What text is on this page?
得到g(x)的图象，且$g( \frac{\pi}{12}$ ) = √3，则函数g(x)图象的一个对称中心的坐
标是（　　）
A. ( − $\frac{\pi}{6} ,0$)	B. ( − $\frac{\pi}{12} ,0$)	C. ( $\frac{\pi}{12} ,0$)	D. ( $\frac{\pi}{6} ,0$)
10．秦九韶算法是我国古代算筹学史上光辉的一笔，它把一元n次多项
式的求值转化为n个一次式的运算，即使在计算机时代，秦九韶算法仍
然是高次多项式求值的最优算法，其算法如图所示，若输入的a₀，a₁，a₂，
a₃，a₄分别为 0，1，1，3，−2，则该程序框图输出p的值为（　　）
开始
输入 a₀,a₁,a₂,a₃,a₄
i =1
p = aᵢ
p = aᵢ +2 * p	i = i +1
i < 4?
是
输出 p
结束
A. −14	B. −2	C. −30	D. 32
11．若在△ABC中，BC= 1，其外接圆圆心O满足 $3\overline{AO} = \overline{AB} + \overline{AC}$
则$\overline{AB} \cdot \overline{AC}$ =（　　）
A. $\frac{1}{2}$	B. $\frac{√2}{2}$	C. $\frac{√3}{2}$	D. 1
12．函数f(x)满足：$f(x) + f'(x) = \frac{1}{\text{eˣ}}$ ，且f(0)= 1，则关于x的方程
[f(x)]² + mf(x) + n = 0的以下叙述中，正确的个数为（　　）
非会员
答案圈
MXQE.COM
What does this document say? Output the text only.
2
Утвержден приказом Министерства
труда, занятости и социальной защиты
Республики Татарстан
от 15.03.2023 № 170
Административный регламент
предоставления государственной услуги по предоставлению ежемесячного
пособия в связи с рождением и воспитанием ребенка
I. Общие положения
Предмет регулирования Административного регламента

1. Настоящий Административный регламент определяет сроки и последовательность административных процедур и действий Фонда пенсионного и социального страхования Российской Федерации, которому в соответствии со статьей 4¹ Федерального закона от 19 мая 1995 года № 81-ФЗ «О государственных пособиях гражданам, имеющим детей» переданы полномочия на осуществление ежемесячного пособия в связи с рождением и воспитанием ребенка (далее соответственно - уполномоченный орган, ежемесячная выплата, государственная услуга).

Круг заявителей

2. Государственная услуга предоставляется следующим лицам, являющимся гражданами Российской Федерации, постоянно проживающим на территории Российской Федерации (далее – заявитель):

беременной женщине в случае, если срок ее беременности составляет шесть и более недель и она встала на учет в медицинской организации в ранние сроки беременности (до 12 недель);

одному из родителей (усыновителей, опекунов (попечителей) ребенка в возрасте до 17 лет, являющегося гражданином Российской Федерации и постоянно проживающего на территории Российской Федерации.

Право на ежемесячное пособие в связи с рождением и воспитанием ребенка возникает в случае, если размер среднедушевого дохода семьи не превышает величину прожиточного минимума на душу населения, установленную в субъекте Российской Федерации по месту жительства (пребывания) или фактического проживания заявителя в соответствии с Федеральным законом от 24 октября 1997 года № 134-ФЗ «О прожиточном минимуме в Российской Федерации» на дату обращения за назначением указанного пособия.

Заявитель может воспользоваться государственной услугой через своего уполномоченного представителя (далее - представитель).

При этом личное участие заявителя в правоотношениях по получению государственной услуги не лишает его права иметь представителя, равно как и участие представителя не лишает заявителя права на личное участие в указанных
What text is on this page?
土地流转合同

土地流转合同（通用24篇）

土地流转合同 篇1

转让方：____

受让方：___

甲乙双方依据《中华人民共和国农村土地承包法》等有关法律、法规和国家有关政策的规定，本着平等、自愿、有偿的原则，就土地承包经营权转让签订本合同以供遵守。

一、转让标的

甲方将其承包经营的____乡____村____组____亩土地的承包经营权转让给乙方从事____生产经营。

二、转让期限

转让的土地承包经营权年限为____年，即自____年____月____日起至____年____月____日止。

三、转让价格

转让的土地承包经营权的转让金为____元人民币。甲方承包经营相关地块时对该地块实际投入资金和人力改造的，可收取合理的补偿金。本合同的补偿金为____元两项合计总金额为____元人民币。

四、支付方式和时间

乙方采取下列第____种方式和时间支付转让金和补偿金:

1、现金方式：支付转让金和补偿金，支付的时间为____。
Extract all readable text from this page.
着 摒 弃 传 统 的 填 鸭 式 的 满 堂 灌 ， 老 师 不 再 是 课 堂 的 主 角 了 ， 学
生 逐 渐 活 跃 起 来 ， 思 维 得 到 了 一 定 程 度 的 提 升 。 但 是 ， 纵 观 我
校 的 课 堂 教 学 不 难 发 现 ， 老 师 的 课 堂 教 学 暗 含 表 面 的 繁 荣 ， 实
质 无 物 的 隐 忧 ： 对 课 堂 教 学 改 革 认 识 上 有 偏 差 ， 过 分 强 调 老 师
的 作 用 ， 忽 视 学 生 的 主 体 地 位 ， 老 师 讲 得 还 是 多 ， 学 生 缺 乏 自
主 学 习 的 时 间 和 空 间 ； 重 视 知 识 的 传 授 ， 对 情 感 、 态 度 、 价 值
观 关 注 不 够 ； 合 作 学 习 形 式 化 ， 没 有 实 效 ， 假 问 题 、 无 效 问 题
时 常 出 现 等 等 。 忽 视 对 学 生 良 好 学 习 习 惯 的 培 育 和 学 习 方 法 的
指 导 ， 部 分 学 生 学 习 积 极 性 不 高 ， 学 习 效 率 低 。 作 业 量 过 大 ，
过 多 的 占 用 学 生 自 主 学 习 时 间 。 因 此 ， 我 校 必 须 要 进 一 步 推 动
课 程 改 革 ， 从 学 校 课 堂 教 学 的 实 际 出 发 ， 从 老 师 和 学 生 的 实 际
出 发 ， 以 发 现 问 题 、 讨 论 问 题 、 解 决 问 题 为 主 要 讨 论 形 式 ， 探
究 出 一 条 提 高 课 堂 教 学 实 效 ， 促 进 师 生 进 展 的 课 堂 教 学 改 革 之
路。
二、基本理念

▬▬▬▬▬▬▬▬▬▬

EXERCISE INSTRUCTIONS: For the entries above, count the lines that contain the string "услуги", and state that number without further comment.

ANSWER BELOW: 2